Dataset records:
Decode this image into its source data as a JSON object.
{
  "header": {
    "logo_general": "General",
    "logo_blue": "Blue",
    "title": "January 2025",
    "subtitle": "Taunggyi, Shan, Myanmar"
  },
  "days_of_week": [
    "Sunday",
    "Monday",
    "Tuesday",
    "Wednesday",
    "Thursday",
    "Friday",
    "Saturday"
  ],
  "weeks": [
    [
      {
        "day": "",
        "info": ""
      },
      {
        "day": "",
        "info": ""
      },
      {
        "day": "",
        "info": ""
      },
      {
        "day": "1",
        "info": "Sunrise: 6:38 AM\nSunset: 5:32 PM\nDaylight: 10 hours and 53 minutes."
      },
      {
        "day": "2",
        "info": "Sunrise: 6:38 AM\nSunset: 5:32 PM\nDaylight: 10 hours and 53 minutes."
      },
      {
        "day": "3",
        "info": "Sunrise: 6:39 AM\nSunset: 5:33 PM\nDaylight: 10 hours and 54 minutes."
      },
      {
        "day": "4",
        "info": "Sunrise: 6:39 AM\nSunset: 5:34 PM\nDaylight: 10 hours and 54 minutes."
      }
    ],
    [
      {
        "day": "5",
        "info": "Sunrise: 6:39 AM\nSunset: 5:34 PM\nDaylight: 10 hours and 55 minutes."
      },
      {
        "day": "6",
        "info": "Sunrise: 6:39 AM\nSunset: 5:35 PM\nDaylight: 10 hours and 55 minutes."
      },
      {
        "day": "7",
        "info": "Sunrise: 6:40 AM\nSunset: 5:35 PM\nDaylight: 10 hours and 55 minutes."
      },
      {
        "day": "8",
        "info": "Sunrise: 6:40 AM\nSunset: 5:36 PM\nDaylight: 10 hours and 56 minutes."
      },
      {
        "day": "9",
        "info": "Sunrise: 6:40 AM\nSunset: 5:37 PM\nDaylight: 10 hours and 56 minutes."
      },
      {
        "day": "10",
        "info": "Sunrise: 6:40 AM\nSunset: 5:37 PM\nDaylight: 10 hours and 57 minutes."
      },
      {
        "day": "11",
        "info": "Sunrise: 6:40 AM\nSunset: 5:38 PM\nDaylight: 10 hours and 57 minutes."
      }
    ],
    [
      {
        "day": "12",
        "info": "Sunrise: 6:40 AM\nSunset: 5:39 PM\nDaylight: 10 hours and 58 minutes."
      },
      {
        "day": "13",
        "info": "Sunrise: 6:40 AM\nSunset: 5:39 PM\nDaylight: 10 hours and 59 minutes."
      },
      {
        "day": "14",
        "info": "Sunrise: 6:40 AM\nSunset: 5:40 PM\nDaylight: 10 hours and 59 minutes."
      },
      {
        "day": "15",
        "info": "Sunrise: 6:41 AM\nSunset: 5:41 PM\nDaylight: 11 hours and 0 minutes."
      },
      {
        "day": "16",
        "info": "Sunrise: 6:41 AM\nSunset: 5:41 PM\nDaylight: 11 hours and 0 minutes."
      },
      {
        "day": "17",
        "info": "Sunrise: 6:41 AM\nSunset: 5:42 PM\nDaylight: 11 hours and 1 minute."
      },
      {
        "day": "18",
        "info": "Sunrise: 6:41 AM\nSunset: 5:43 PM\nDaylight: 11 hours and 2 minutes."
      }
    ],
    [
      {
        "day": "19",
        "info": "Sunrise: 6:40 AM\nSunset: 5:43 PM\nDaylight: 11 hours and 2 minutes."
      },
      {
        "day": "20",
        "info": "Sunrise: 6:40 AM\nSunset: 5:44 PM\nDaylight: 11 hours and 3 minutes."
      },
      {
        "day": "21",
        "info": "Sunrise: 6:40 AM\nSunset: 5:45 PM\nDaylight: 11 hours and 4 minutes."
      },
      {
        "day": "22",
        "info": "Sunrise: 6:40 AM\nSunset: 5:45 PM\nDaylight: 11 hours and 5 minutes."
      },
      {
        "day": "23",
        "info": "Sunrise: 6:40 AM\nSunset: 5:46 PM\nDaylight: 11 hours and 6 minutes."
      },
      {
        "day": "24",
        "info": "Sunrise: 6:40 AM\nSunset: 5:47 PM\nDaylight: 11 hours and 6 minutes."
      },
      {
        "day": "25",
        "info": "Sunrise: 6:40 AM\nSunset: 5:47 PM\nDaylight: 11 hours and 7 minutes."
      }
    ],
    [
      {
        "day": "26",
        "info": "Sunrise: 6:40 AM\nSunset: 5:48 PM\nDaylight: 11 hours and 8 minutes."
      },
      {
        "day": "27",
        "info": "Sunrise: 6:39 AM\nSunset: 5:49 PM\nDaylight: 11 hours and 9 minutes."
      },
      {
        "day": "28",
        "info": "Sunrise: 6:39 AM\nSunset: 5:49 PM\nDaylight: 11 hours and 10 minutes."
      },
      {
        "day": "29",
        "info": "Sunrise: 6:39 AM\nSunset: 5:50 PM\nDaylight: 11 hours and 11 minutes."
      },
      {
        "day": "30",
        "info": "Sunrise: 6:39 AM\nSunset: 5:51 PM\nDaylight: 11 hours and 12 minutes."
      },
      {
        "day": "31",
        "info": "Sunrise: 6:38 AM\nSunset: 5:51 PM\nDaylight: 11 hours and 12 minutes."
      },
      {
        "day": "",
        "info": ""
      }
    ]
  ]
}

Challenge:
Transcribe all lines as written.

Written response:
Decode this image into its source data as a JSON object.
{
  "header": {
    "logo_general": "General",
    "logo_blue": "Blue",
    "title": "January 2025",
    "subtitle": "Taunggyi, Shan, Myanmar"
  },
  "days_of_week": [
    "Sunday",
    "Monday",
    "Tuesday",
    "Wednesday",
    "Thursday",
    "Friday",
    "Saturday"
  ],
  "weeks": [
    [
      {
        "day": "",
        "info": ""
      },
      {
        "day": "",
        "info": ""
      },
      {
        "day": "",
        "info": ""
      },
      {
        "day": "1",
        "info": "Sunrise: 6:38 AM\nSunset: 5:32 PM\nDaylight: 10 hours and 53 minutes."
      },
      {
        "day": "2",
        "info": "Sunrise: 6:38 AM\nSunset: 5:32 PM\nDaylight: 10 hours and 53 minutes."
      },
      {
        "day": "3",
        "info": "Sunrise: 6:39 AM\nSunset: 5:33 PM\nDaylight: 10 hours and 54 minutes."
      },
      {
        "day": "4",
        "info": "Sunrise: 6:39 AM\nSunset: 5:34 PM\nDaylight: 10 hours and 54 minutes."
      }
    ],
    [
      {
        "day": "5",
        "info": "Sunrise: 6:39 AM\nSunset: 5:34 PM\nDaylight: 10 hours and 55 minutes."
      },
      {
        "day": "6",
        "info": "Sunrise: 6:39 AM\nSunset: 5:35 PM\nDaylight: 10 hours and 55 minutes."
      },
      {
        "day": "7",
        "info": "Sunrise: 6:40 AM\nSunset: 5:35 PM\nDaylight: 10 hours and 55 minutes."
      },
      {
        "day": "8",
        "info": "Sunrise: 6:40 AM\nSunset: 5:36 PM\nDaylight: 10 hours and 56 minutes."
      },
      {
        "day": "9",
        "info": "Sunrise: 6:40 AM\nSunset: 5:37 PM\nDaylight: 10 hours and 56 minutes."
      },
      {
        "day": "10",
        "info": "Sunrise: 6:40 AM\nSunset: 5:37 PM\nDaylight: 10 hours and 57 minutes."
      },
      {
        "day": "11",
        "info": "Sunrise: 6:40 AM\nSunset: 5:38 PM\nDaylight: 10 hours and 57 minutes."
      }
    ],
    [
      {
        "day": "12",
        "info": "Sunrise: 6:40 AM\nSunset: 5:39 PM\nDaylight: 10 hours and 58 minutes."
      },
      {
        "day": "13",
        "info": "Sunrise: 6:40 AM\nSunset: 5:39 PM\nDaylight: 10 hours and 59 minutes."
      },
      {
        "day": "14",
        "info": "Sunrise: 6:40 AM\nSunset: 5:40 PM\nDaylight: 10 hours and 59 minutes."
      },
      {
        "day": "15",
        "info": "Sunrise: 6:41 AM\nSunset: 5:41 PM\nDaylight: 11 hours and 0 minutes."
      },
      {
        "day": "16",
        "info": "Sunrise: 6:41 AM\nSunset: 5:41 PM\nDaylight: 11 hours and 0 minutes."
      },
      {
        "day": "17",
        "info": "Sunrise: 6:41 AM\nSunset: 5:42 PM\nDaylight: 11 hours and 1 minute."
      },
      {
        "day": "18",
        "info": "Sunrise: 6:41 AM\nSunset: 5:43 PM\nDaylight: 11 hours and 2 minutes."
      }
    ],
    [
      {
        "day": "19",
        "info": "Sunrise: 6:40 AM\nSunset: 5:43 PM\nDaylight: 11 hours and 2 minutes."
      },
      {
        "day": "20",
        "info": "Sunrise: 6:40 AM\nSunset: 5:44 PM\nDaylight: 11 hours and 3 minutes."
      },
      {
        "day": "21",
        "info": "Sunrise: 6:40 AM\nSunset: 5:45 PM\nDaylight: 11 hours and 4 minutes."
      },
      {
        "day": "22",
        "info": "Sunrise: 6:40 AM\nSunset: 5:45 PM\nDaylight: 11 hours and 5 minutes."
      },
      {
        "day": "23",
        "info": "Sunrise: 6:40 AM\nSunset: 5:46 PM\nDaylight: 11 hours and 6 minutes."
      },
      {
        "day": "24",
        "info": "Sunrise: 6:40 AM\nSunset: 5:47 PM\nDaylight: 11 hours and 6 minutes."
      },
      {
        "day": "25",
        "info": "Sunrise: 6:40 AM\nSunset: 5:47 PM\nDaylight: 11 hours and 7 minutes."
      }
    ],
    [
      {
        "day": "26",
        "info": "Sunrise: 6:40 AM\nSunset: 5:48 PM\nDaylight: 11 hours and 8 minutes."
      },
      {
        "day": "27",
        "info": "Sunrise: 6:39 AM\nSunset: 5:49 PM\nDaylight: 11 hours and 9 minutes."
      },
      {
        "day": "28",
        "info": "Sunrise: 6:39 AM\nSunset: 5:49 PM\nDaylight: 11 hours and 10 minutes."
      },
      {
        "day": "29",
        "info": "Sunrise: 6:39 AM\nSunset: 5:50 PM\nDaylight: 11 hours and 11 minutes."
      },
      {
        "day": "30",
        "info": "Sunrise: 6:39 AM\nSunset: 5:51 PM\nDaylight: 11 hours and 12 minutes."
      },
      {
        "day": "31",
        "info": "Sunrise: 6:38 AM\nSunset: 5:51 PM\nDaylight: 11 hours and 12 minutes."
      },
      {
        "day": "",
        "info": ""
      }
    ]
  ]
}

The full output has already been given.